## THE EXERCISE:
Identify, in the records below, every line where the string "portrait" appears, and copy each such line.

## EXCERPTED DATA:
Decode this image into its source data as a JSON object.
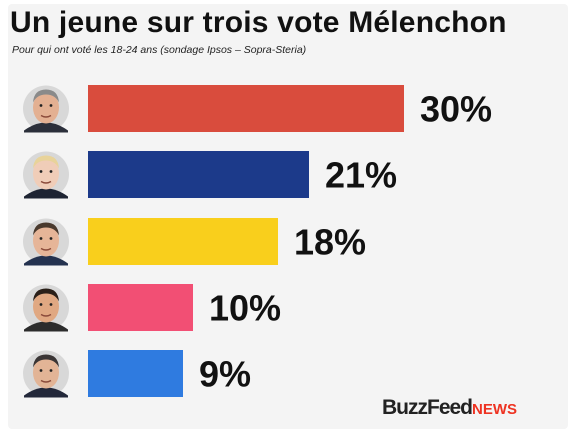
{
  "title": "Un jeune sur trois vote Mélenchon",
  "subtitle": "Pour qui ont voté les 18-24 ans (sondage Ipsos – Sopra-Steria)",
  "logo": {
    "buzz": "BuzzFeed",
    "news": "NEWS"
  },
  "chart_data": {
    "type": "bar",
    "orientation": "horizontal",
    "categories": [
      "",
      "",
      "",
      "",
      ""
    ],
    "values": [
      30,
      21,
      18,
      10,
      9
    ],
    "value_labels": [
      "30%",
      "21%",
      "18%",
      "10%",
      "9%"
    ],
    "colors": [
      "#d94c3d",
      "#1c3a8a",
      "#f9cf1c",
      "#f24f74",
      "#2f7be0"
    ],
    "candidate_photos": [
      "portrait-1",
      "portrait-2",
      "portrait-3",
      "portrait-4",
      "portrait-5"
    ],
    "xlim": [
      0,
      30
    ],
    "unit": "%",
    "grid": false,
    "legend": "none"
  }
}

## TASK ANSWER:
      "portrait-1",
      "portrait-2",
      "portrait-3",
      "portrait-4",
      "portrait-5"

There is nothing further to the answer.